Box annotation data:
________________________
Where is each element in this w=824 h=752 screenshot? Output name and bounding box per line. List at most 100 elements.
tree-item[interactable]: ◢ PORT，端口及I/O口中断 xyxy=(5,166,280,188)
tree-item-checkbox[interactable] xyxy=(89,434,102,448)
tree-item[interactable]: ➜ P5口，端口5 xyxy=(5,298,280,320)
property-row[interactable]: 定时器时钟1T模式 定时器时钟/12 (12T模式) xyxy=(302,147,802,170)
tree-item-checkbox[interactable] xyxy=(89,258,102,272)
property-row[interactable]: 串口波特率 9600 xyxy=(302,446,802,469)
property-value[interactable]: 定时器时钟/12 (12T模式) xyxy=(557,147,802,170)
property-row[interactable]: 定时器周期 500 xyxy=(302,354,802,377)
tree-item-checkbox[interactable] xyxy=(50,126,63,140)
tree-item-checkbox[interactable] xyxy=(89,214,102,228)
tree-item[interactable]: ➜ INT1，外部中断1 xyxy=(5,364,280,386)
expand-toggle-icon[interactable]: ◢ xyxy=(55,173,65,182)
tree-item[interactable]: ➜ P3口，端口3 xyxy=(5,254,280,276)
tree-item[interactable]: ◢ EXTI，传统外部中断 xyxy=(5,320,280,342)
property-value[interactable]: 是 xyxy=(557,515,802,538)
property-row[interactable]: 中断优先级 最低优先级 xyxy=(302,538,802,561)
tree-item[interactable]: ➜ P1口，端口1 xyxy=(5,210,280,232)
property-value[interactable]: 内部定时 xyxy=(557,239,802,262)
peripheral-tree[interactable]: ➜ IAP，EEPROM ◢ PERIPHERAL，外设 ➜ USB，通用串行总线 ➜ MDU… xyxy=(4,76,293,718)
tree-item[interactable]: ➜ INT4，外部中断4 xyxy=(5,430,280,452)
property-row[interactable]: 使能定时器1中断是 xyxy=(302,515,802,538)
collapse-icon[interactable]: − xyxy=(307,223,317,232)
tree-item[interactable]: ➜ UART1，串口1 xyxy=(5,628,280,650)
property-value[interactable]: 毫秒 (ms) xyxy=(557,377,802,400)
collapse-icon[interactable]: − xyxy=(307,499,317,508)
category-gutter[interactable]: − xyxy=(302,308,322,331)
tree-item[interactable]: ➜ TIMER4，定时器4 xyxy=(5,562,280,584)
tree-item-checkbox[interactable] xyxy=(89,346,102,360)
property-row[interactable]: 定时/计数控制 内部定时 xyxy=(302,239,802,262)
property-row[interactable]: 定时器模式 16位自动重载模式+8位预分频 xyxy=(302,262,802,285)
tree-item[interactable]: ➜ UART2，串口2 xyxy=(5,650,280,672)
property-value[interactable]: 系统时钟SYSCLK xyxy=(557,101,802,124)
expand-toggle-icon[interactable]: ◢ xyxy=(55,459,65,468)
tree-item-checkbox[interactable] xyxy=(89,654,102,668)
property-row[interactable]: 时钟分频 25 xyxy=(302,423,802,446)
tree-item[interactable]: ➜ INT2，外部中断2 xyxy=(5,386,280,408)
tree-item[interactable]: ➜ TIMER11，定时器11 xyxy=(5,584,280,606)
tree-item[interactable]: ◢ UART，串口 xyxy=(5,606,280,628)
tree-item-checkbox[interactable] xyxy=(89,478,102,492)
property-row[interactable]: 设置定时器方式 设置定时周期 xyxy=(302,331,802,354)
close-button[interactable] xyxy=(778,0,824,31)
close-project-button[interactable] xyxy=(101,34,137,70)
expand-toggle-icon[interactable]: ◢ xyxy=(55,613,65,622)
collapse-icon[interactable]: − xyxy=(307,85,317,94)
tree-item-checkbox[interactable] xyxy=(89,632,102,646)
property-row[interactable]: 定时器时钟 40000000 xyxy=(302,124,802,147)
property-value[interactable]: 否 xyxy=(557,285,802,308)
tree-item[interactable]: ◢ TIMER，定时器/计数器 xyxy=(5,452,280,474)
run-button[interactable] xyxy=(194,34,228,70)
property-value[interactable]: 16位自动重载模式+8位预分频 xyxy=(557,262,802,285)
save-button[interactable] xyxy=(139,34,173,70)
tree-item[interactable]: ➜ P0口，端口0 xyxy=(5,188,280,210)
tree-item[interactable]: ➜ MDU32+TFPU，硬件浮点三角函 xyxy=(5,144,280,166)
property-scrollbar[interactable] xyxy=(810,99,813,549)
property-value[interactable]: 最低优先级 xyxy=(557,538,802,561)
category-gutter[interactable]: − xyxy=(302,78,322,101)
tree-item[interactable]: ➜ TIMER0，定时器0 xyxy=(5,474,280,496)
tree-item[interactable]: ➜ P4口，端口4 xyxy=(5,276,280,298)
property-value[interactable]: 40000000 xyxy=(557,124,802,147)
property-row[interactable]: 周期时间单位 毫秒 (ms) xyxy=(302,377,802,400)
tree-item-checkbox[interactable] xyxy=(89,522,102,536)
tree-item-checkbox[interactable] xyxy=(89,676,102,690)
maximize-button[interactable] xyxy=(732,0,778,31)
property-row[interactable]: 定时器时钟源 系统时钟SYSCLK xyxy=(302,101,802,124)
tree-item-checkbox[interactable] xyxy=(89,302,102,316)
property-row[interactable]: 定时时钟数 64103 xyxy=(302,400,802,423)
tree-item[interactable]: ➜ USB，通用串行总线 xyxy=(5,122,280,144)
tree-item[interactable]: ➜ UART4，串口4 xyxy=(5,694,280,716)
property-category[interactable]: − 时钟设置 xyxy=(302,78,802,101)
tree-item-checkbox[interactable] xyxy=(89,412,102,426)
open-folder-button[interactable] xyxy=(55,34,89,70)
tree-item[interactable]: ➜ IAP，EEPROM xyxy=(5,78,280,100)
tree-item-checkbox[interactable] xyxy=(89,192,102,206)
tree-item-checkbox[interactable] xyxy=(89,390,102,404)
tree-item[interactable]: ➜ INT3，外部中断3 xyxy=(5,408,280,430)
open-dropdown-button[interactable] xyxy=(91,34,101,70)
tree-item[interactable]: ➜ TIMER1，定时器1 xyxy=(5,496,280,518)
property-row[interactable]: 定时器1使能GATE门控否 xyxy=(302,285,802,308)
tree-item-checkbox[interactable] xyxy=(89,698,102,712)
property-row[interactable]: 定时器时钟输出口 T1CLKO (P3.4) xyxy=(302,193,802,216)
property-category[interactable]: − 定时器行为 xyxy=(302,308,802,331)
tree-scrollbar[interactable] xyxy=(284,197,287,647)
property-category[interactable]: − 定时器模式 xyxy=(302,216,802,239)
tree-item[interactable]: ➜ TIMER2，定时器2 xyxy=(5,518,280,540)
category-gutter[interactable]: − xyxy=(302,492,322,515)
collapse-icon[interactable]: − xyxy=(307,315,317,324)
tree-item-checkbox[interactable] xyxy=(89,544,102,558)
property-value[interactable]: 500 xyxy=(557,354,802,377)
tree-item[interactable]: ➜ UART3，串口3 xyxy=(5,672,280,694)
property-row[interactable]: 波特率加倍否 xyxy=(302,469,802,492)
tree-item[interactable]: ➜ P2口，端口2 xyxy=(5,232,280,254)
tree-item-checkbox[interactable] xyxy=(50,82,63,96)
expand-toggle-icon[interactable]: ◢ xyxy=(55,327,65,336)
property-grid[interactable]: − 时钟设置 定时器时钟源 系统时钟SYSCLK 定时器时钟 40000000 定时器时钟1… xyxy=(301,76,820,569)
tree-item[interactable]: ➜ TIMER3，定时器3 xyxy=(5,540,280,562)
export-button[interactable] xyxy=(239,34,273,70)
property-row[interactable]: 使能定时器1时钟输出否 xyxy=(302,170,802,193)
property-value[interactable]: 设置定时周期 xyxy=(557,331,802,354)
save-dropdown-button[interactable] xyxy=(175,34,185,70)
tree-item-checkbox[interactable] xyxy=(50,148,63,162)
________________________
Required task: Reproduce all of the data with "property-value" switched to "property-field" everywhere it occurs. Leave everything else unchanged.

Response to this exercise:
Where is each element in this w=824 h=752 screenshot? Output name and bounding box per line. List at most 100 elements.
tree-item[interactable]: ◢ PORT，端口及I/O口中断 xyxy=(5,166,280,188)
tree-item-checkbox[interactable] xyxy=(89,434,102,448)
tree-item[interactable]: ➜ P5口，端口5 xyxy=(5,298,280,320)
property-row[interactable]: 定时器时钟1T模式 定时器时钟/12 (12T模式) xyxy=(302,147,802,170)
tree-item-checkbox[interactable] xyxy=(89,258,102,272)
property-row[interactable]: 串口波特率 9600 xyxy=(302,446,802,469)
property-field[interactable]: 定时器时钟/12 (12T模式) xyxy=(557,147,802,170)
property-row[interactable]: 定时器周期 500 xyxy=(302,354,802,377)
tree-item-checkbox[interactable] xyxy=(50,126,63,140)
tree-item-checkbox[interactable] xyxy=(89,214,102,228)
tree-item[interactable]: ➜ INT1，外部中断1 xyxy=(5,364,280,386)
expand-toggle-icon[interactable]: ◢ xyxy=(55,173,65,182)
tree-item[interactable]: ➜ P3口，端口3 xyxy=(5,254,280,276)
tree-item[interactable]: ◢ EXTI，传统外部中断 xyxy=(5,320,280,342)
property-field[interactable]: 是 xyxy=(557,515,802,538)
property-row[interactable]: 中断优先级 最低优先级 xyxy=(302,538,802,561)
tree-item[interactable]: ➜ P1口，端口1 xyxy=(5,210,280,232)
property-field[interactable]: 内部定时 xyxy=(557,239,802,262)
peripheral-tree[interactable]: ➜ IAP，EEPROM ◢ PERIPHERAL，外设 ➜ USB，通用串行总线 ➜ MDU… xyxy=(4,76,293,718)
tree-item[interactable]: ➜ INT4，外部中断4 xyxy=(5,430,280,452)
property-row[interactable]: 使能定时器1中断是 xyxy=(302,515,802,538)
collapse-icon[interactable]: − xyxy=(307,223,317,232)
tree-item[interactable]: ➜ UART1，串口1 xyxy=(5,628,280,650)
property-field[interactable]: 毫秒 (ms) xyxy=(557,377,802,400)
collapse-icon[interactable]: − xyxy=(307,499,317,508)
category-gutter[interactable]: − xyxy=(302,308,322,331)
tree-item[interactable]: ➜ TIMER4，定时器4 xyxy=(5,562,280,584)
tree-item-checkbox[interactable] xyxy=(89,346,102,360)
property-row[interactable]: 定时/计数控制 内部定时 xyxy=(302,239,802,262)
property-row[interactable]: 定时器模式 16位自动重载模式+8位预分频 xyxy=(302,262,802,285)
tree-item[interactable]: ➜ UART2，串口2 xyxy=(5,650,280,672)
property-field[interactable]: 系统时钟SYSCLK xyxy=(557,101,802,124)
expand-toggle-icon[interactable]: ◢ xyxy=(55,459,65,468)
tree-item-checkbox[interactable] xyxy=(89,654,102,668)
property-row[interactable]: 时钟分频 25 xyxy=(302,423,802,446)
tree-item[interactable]: ➜ INT2，外部中断2 xyxy=(5,386,280,408)
tree-item[interactable]: ➜ TIMER11，定时器11 xyxy=(5,584,280,606)
tree-item[interactable]: ◢ UART，串口 xyxy=(5,606,280,628)
tree-item-checkbox[interactable] xyxy=(89,478,102,492)
property-row[interactable]: 设置定时器方式 设置定时周期 xyxy=(302,331,802,354)
close-button[interactable] xyxy=(778,0,824,31)
close-project-button[interactable] xyxy=(101,34,137,70)
expand-toggle-icon[interactable]: ◢ xyxy=(55,613,65,622)
collapse-icon[interactable]: − xyxy=(307,85,317,94)
tree-item-checkbox[interactable] xyxy=(89,632,102,646)
property-row[interactable]: 定时器时钟 40000000 xyxy=(302,124,802,147)
property-field[interactable]: 否 xyxy=(557,285,802,308)
tree-item[interactable]: ◢ TIMER，定时器/计数器 xyxy=(5,452,280,474)
run-button[interactable] xyxy=(194,34,228,70)
property-field[interactable]: 16位自动重载模式+8位预分频 xyxy=(557,262,802,285)
save-button[interactable] xyxy=(139,34,173,70)
tree-item[interactable]: ➜ P0口，端口0 xyxy=(5,188,280,210)
tree-item[interactable]: ➜ MDU32+TFPU，硬件浮点三角函 xyxy=(5,144,280,166)
property-scrollbar[interactable] xyxy=(810,99,813,549)
property-field[interactable]: 最低优先级 xyxy=(557,538,802,561)
category-gutter[interactable]: − xyxy=(302,78,322,101)
tree-item[interactable]: ➜ TIMER0，定时器0 xyxy=(5,474,280,496)
tree-item[interactable]: ➜ P4口，端口4 xyxy=(5,276,280,298)
property-field[interactable]: 40000000 xyxy=(557,124,802,147)
property-row[interactable]: 周期时间单位 毫秒 (ms) xyxy=(302,377,802,400)
tree-item-checkbox[interactable] xyxy=(89,522,102,536)
tree-item-checkbox[interactable] xyxy=(89,676,102,690)
maximize-button[interactable] xyxy=(732,0,778,31)
property-row[interactable]: 定时器时钟源 系统时钟SYSCLK xyxy=(302,101,802,124)
tree-item-checkbox[interactable] xyxy=(89,302,102,316)
property-row[interactable]: 定时时钟数 64103 xyxy=(302,400,802,423)
tree-item[interactable]: ➜ USB，通用串行总线 xyxy=(5,122,280,144)
tree-item[interactable]: ➜ UART4，串口4 xyxy=(5,694,280,716)
property-category[interactable]: − 时钟设置 xyxy=(302,78,802,101)
tree-item-checkbox[interactable] xyxy=(89,412,102,426)
open-folder-button[interactable] xyxy=(55,34,89,70)
tree-item[interactable]: ➜ IAP，EEPROM xyxy=(5,78,280,100)
tree-item-checkbox[interactable] xyxy=(89,192,102,206)
tree-item-checkbox[interactable] xyxy=(89,390,102,404)
tree-item[interactable]: ➜ INT3，外部中断3 xyxy=(5,408,280,430)
open-dropdown-button[interactable] xyxy=(91,34,101,70)
tree-item[interactable]: ➜ TIMER1，定时器1 xyxy=(5,496,280,518)
property-row[interactable]: 定时器1使能GATE门控否 xyxy=(302,285,802,308)
tree-item-checkbox[interactable] xyxy=(89,698,102,712)
property-row[interactable]: 定时器时钟输出口 T1CLKO (P3.4) xyxy=(302,193,802,216)
property-category[interactable]: − 定时器行为 xyxy=(302,308,802,331)
tree-scrollbar[interactable] xyxy=(284,197,287,647)
property-category[interactable]: − 定时器模式 xyxy=(302,216,802,239)
tree-item[interactable]: ➜ TIMER2，定时器2 xyxy=(5,518,280,540)
category-gutter[interactable]: − xyxy=(302,492,322,515)
collapse-icon[interactable]: − xyxy=(307,315,317,324)
tree-item-checkbox[interactable] xyxy=(89,544,102,558)
property-field[interactable]: 500 xyxy=(557,354,802,377)
tree-item[interactable]: ➜ UART3，串口3 xyxy=(5,672,280,694)
property-row[interactable]: 波特率加倍否 xyxy=(302,469,802,492)
tree-item[interactable]: ➜ P2口，端口2 xyxy=(5,232,280,254)
tree-item-checkbox[interactable] xyxy=(50,82,63,96)
expand-toggle-icon[interactable]: ◢ xyxy=(55,327,65,336)
property-grid[interactable]: − 时钟设置 定时器时钟源 系统时钟SYSCLK 定时器时钟 40000000 定时器时钟1… xyxy=(301,76,820,569)
tree-item[interactable]: ➜ TIMER3，定时器3 xyxy=(5,540,280,562)
export-button[interactable] xyxy=(239,34,273,70)
property-row[interactable]: 使能定时器1时钟输出否 xyxy=(302,170,802,193)
property-field[interactable]: 设置定时周期 xyxy=(557,331,802,354)
save-dropdown-button[interactable] xyxy=(175,34,185,70)
tree-item-checkbox[interactable] xyxy=(50,148,63,162)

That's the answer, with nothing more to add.